**Data for analysis**
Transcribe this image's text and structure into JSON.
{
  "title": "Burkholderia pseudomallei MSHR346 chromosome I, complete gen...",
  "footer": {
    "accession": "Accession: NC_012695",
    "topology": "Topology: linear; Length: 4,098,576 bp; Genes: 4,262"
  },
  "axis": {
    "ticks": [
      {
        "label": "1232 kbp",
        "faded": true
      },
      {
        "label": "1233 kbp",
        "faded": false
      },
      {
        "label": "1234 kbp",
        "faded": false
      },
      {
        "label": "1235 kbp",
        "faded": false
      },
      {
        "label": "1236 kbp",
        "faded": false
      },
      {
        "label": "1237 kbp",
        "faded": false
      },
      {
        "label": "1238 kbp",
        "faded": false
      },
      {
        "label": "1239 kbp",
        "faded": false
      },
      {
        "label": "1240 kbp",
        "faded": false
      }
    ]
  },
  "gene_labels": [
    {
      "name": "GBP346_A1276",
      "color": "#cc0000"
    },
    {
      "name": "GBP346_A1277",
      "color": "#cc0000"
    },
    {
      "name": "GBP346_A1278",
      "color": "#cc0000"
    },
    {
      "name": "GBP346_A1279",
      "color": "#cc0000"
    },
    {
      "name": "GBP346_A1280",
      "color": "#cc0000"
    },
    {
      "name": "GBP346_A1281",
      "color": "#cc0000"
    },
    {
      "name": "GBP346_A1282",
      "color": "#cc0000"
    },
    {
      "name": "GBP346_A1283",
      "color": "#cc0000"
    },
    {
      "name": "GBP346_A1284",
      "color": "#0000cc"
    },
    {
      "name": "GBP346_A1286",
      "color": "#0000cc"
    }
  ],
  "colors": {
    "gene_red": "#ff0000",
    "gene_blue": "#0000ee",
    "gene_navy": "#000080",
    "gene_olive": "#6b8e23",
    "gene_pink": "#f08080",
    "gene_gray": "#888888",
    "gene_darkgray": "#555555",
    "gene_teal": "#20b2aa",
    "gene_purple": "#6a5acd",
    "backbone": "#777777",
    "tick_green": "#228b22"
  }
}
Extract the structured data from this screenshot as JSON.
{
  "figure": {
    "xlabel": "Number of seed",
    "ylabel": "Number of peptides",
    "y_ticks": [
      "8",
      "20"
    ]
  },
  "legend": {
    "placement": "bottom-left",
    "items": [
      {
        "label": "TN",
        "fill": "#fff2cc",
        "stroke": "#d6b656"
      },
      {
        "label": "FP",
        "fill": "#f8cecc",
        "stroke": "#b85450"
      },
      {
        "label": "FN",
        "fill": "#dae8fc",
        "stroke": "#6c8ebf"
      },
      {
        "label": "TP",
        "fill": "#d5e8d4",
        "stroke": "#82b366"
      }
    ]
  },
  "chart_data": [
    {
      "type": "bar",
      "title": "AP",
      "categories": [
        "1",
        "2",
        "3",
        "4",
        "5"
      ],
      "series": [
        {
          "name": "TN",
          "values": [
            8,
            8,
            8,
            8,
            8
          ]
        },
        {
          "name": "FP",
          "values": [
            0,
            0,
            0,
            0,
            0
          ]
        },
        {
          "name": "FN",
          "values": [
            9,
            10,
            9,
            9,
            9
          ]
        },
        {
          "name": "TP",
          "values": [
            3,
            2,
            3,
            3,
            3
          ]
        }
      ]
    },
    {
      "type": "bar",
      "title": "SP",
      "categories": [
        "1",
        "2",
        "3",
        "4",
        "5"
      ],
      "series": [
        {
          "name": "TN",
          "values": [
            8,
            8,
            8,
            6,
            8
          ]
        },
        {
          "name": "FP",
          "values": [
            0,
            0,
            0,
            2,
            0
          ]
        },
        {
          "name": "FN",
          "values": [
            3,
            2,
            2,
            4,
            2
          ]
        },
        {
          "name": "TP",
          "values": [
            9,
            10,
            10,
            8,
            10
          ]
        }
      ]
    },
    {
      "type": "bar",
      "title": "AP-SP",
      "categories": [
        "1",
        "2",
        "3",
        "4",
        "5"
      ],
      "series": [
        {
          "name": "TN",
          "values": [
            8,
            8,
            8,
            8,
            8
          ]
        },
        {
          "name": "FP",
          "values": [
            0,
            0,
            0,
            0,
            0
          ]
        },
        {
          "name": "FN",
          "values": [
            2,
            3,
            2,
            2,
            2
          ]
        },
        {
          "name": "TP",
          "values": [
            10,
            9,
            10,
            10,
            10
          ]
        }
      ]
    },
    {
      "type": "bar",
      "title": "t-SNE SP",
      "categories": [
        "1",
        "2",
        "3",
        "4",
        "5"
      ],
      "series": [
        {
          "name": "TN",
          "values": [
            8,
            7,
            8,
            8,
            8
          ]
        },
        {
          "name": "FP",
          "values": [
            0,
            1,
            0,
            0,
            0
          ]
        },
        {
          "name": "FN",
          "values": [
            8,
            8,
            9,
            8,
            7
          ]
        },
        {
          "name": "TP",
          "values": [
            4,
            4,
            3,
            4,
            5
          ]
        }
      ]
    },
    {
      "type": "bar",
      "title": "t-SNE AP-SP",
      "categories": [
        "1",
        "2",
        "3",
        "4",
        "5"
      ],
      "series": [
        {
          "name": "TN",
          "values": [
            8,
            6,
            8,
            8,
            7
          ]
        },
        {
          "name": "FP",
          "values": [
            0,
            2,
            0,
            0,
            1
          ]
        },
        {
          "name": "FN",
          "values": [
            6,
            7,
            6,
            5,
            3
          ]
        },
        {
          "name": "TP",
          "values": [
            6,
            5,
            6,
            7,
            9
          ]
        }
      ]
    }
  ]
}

**Work order**
From the records above, pull out every line containing the word "Number".

**Result below**
    "xlabel": "Number of seed",
    "ylabel": "Number of peptides",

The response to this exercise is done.